Description of the task: Write every entry out again exactly, please, and skip the pictures.

Dataset records
§ §
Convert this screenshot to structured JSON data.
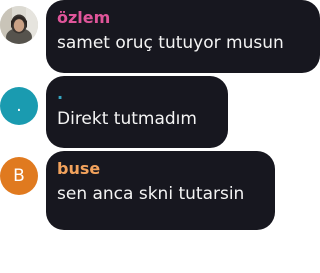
{
  "messages": [
    {
      "sender": "özlem",
      "text": "samet oruç tutuyor musun",
      "sender_color": "#e0559a",
      "avatar": {
        "type": "photo",
        "icon": "user-photo-avatar",
        "color": "#d9d7cf"
      }
    },
    {
      "sender": ".",
      "text": "Direkt tutmadım",
      "sender_color": "#35a7c2",
      "avatar": {
        "type": "initial",
        "initial": ".",
        "color": "#1a9bb0"
      }
    },
    {
      "sender": "buse",
      "text": "sen anca skni tutarsin",
      "sender_color": "#f2a25c",
      "avatar": {
        "type": "initial",
        "initial": "B",
        "color": "#e07a1f"
      }
    }
  ],
  "colors": {
    "bubble": "#17171f",
    "message_text": "#f4f4f4",
    "background": "#ffffff"
  }
}
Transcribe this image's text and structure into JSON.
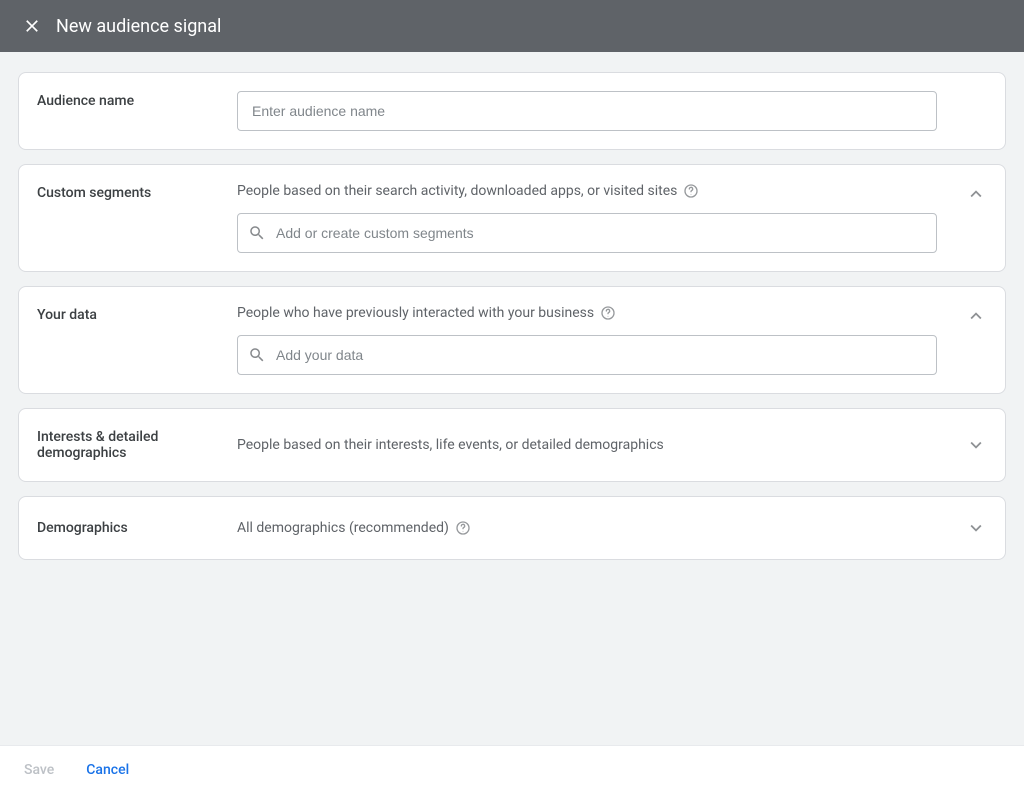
{
  "header": {
    "title": "New audience signal"
  },
  "audience": {
    "label": "Audience name",
    "placeholder": "Enter audience name",
    "value": ""
  },
  "customSegments": {
    "label": "Custom segments",
    "description": "People based on their search activity, downloaded apps, or visited sites",
    "searchPlaceholder": "Add or create custom segments"
  },
  "yourData": {
    "label": "Your data",
    "description": "People who have previously interacted with your business",
    "searchPlaceholder": "Add your data"
  },
  "interests": {
    "label": "Interests & detailed demographics",
    "description": "People based on their interests, life events, or detailed demographics"
  },
  "demographics": {
    "label": "Demographics",
    "description": "All demographics (recommended)"
  },
  "footer": {
    "save": "Save",
    "cancel": "Cancel"
  }
}
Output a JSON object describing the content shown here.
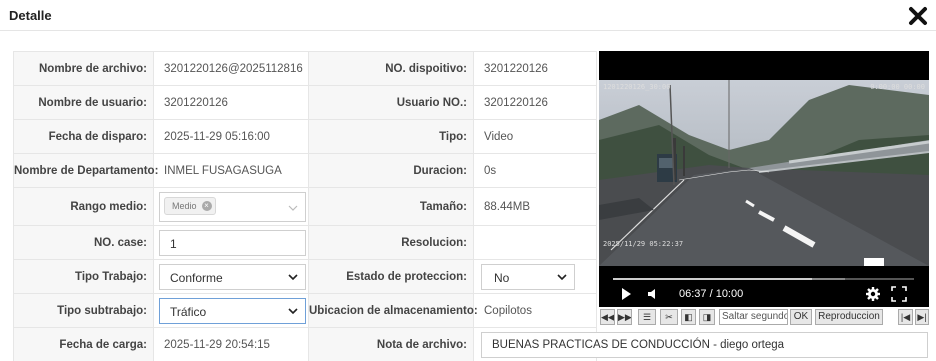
{
  "dialog": {
    "title": "Detalle"
  },
  "fields": {
    "nombre_archivo": {
      "label": "Nombre de archivo:",
      "value": "3201220126@2025112816"
    },
    "no_dispositivo": {
      "label": "NO. dispoitivo:",
      "value": "3201220126"
    },
    "nombre_usuario": {
      "label": "Nombre de usuario:",
      "value": "3201220126"
    },
    "usuario_no": {
      "label": "Usuario NO.:",
      "value": "3201220126"
    },
    "fecha_disparo": {
      "label": "Fecha de disparo:",
      "value": "2025-11-29 05:16:00"
    },
    "tipo": {
      "label": "Tipo:",
      "value": "Video"
    },
    "departamento": {
      "label": "Nombre de Departamento:",
      "value": "INMEL FUSAGASUGA"
    },
    "duracion": {
      "label": "Duracion:",
      "value": "0s"
    },
    "rango_medio": {
      "label": "Rango medio:",
      "value": "Medio"
    },
    "tamano": {
      "label": "Tamaño:",
      "value": "88.44MB"
    },
    "no_case": {
      "label": "NO. case:",
      "value": "1"
    },
    "resolucion": {
      "label": "Resolucion:",
      "value": ""
    },
    "tipo_trabajo": {
      "label": "Tipo Trabajo:",
      "value": "Conforme"
    },
    "estado_proteccion": {
      "label": "Estado de proteccion:",
      "value": "No"
    },
    "tipo_subtrabajo": {
      "label": "Tipo subtrabajo:",
      "value": "Tráfico"
    },
    "ubicacion": {
      "label": "Ubicacion de almacenamiento:",
      "value": "Copilotos"
    },
    "fecha_carga": {
      "label": "Fecha de carga:",
      "value": "2025-11-29 20:54:15"
    },
    "nota_archivo": {
      "label": "Nota de archivo:",
      "value": "BUENAS PRACTICAS DE CONDUCCIÓN - diego ortega"
    }
  },
  "player": {
    "overlay_top_left": "1201220126_30:00",
    "overlay_top_right": "0:00:00 00:00",
    "overlay_bottom": "2025/11/29 05:22:37",
    "time": "06:37 / 10:00",
    "progress_fraction": 0.661,
    "buffered_fraction": 0.77
  },
  "toolbar": {
    "seek_input_placeholder": "Saltar segundos",
    "ok_label": "OK",
    "playback_label": "Reproduccion"
  }
}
§ §
The completed task:
Convert this screenshot to structured JSON data.
{
  "messages": [
    {
      "sender": "özlem",
      "text": "samet oruç tutuyor musun",
      "sender_color": "#e0559a",
      "avatar": {
        "type": "photo",
        "icon": "user-photo-avatar",
        "color": "#d9d7cf"
      }
    },
    {
      "sender": ".",
      "text": "Direkt tutmadım",
      "sender_color": "#35a7c2",
      "avatar": {
        "type": "initial",
        "initial": ".",
        "color": "#1a9bb0"
      }
    },
    {
      "sender": "buse",
      "text": "sen anca skni tutarsin",
      "sender_color": "#f2a25c",
      "avatar": {
        "type": "initial",
        "initial": "B",
        "color": "#e07a1f"
      }
    }
  ],
  "colors": {
    "bubble": "#17171f",
    "message_text": "#f4f4f4",
    "background": "#ffffff"
  }
}
Transcribe this image's text and structure into JSON.
{
  "header": {
    "title": "New audience signal"
  },
  "audience": {
    "label": "Audience name",
    "placeholder": "Enter audience name",
    "value": ""
  },
  "customSegments": {
    "label": "Custom segments",
    "description": "People based on their search activity, downloaded apps, or visited sites",
    "searchPlaceholder": "Add or create custom segments"
  },
  "yourData": {
    "label": "Your data",
    "description": "People who have previously interacted with your business",
    "searchPlaceholder": "Add your data"
  },
  "interests": {
    "label": "Interests & detailed demographics",
    "description": "People based on their interests, life events, or detailed demographics"
  },
  "demographics": {
    "label": "Demographics",
    "description": "All demographics (recommended)"
  },
  "footer": {
    "save": "Save",
    "cancel": "Cancel"
  }
}
Output a JSON object describing the content shown here.
{
  "dialog": {
    "title": "Detalle"
  },
  "fields": {
    "nombre_archivo": {
      "label": "Nombre de archivo:",
      "value": "3201220126@2025112816"
    },
    "no_dispositivo": {
      "label": "NO. dispoitivo:",
      "value": "3201220126"
    },
    "nombre_usuario": {
      "label": "Nombre de usuario:",
      "value": "3201220126"
    },
    "usuario_no": {
      "label": "Usuario NO.:",
      "value": "3201220126"
    },
    "fecha_disparo": {
      "label": "Fecha de disparo:",
      "value": "2025-11-29 05:16:00"
    },
    "tipo": {
      "label": "Tipo:",
      "value": "Video"
    },
    "departamento": {
      "label": "Nombre de Departamento:",
      "value": "INMEL FUSAGASUGA"
    },
    "duracion": {
      "label": "Duracion:",
      "value": "0s"
    },
    "rango_medio": {
      "label": "Rango medio:",
      "value": "Medio"
    },
    "tamano": {
      "label": "Tamaño:",
      "value": "88.44MB"
    },
    "no_case": {
      "label": "NO. case:",
      "value": "1"
    },
    "resolucion": {
      "label": "Resolucion:",
      "value": ""
    },
    "tipo_trabajo": {
      "label": "Tipo Trabajo:",
      "value": "Conforme"
    },
    "estado_proteccion": {
      "label": "Estado de proteccion:",
      "value": "No"
    },
    "tipo_subtrabajo": {
      "label": "Tipo subtrabajo:",
      "value": "Tráfico"
    },
    "ubicacion": {
      "label": "Ubicacion de almacenamiento:",
      "value": "Copilotos"
    },
    "fecha_carga": {
      "label": "Fecha de carga:",
      "value": "2025-11-29 20:54:15"
    },
    "nota_archivo": {
      "label": "Nota de archivo:",
      "value": "BUENAS PRACTICAS DE CONDUCCIÓN - diego ortega"
    }
  },
  "player": {
    "overlay_top_left": "1201220126_30:00",
    "overlay_top_right": "0:00:00 00:00",
    "overlay_bottom": "2025/11/29 05:22:37",
    "time": "06:37 / 10:00",
    "progress_fraction": 0.661,
    "buffered_fraction": 0.77
  },
  "toolbar": {
    "seek_input_placeholder": "Saltar segundos",
    "ok_label": "OK",
    "playback_label": "Reproduccion"
  }
}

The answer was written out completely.